Items listed in a dataset

________________________

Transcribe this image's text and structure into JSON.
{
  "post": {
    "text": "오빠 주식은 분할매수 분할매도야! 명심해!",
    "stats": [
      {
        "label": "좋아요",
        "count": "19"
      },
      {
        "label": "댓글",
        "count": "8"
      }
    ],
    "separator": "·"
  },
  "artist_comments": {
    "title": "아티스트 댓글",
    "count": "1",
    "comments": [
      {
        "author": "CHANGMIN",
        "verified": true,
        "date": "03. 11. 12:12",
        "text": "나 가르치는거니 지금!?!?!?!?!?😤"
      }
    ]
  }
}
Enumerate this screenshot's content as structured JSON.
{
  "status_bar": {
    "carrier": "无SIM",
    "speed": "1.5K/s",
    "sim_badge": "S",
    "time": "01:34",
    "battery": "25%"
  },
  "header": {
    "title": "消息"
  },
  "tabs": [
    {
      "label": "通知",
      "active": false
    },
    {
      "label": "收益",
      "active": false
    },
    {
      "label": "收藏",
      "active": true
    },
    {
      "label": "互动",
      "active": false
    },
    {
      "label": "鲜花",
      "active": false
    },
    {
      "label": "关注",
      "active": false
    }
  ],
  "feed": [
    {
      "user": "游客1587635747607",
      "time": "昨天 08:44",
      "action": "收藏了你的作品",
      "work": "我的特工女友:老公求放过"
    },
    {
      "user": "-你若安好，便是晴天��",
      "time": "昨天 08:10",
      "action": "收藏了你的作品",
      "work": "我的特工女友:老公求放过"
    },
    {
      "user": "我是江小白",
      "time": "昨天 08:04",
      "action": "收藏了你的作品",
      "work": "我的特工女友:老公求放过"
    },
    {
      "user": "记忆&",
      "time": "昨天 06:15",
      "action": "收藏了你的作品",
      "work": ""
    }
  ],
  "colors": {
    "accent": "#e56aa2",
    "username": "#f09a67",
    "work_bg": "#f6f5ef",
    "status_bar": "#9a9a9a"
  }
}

________________________

» **Exercise description**
Select and copy every line of the listing with the word "time".

» **Reply to the task**
    "time": "01:34",
      "time": "昨天 08:44",
      "time": "昨天 08:10",
      "time": "昨天 08:04",
      "time": "昨天 06:15",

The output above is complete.